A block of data

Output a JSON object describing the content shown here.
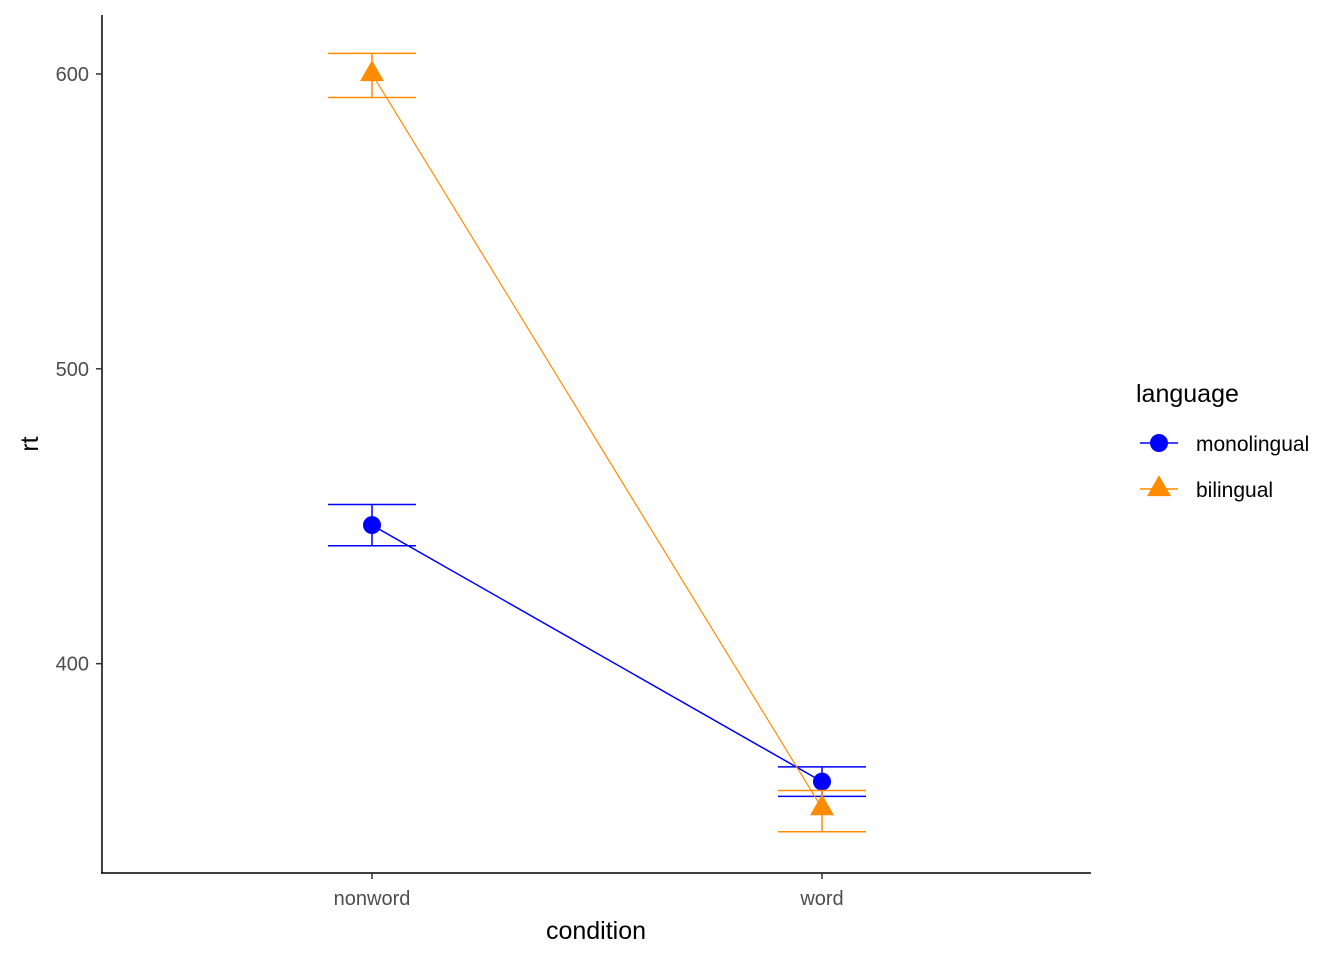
{
  "chart_data": {
    "type": "line",
    "xlabel": "condition",
    "ylabel": "rt",
    "categories": [
      "nonword",
      "word"
    ],
    "y_ticks": [
      400,
      500,
      600
    ],
    "ylim": [
      329,
      620
    ],
    "grid": false,
    "legend": {
      "title": "language",
      "placement": "right"
    },
    "series": [
      {
        "name": "monolingual",
        "color": "#0000ff",
        "marker": "circle",
        "values": [
          447,
          360
        ],
        "error_low": [
          440,
          355
        ],
        "error_high": [
          454,
          365
        ]
      },
      {
        "name": "bilingual",
        "color": "#ff8c00",
        "marker": "triangle",
        "values": [
          600,
          351
        ],
        "error_low": [
          592,
          343
        ],
        "error_high": [
          607,
          357
        ]
      }
    ]
  }
}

Instructions to follow: Write the listing above out again exactly, dropping each image.

Response below:
Output a JSON object describing the content shown here.
{
  "chart_data": {
    "type": "line",
    "xlabel": "condition",
    "ylabel": "rt",
    "categories": [
      "nonword",
      "word"
    ],
    "y_ticks": [
      400,
      500,
      600
    ],
    "ylim": [
      329,
      620
    ],
    "grid": false,
    "legend": {
      "title": "language",
      "placement": "right"
    },
    "series": [
      {
        "name": "monolingual",
        "color": "#0000ff",
        "marker": "circle",
        "values": [
          447,
          360
        ],
        "error_low": [
          440,
          355
        ],
        "error_high": [
          454,
          365
        ]
      },
      {
        "name": "bilingual",
        "color": "#ff8c00",
        "marker": "triangle",
        "values": [
          600,
          351
        ],
        "error_low": [
          592,
          343
        ],
        "error_high": [
          607,
          357
        ]
      }
    ]
  }
}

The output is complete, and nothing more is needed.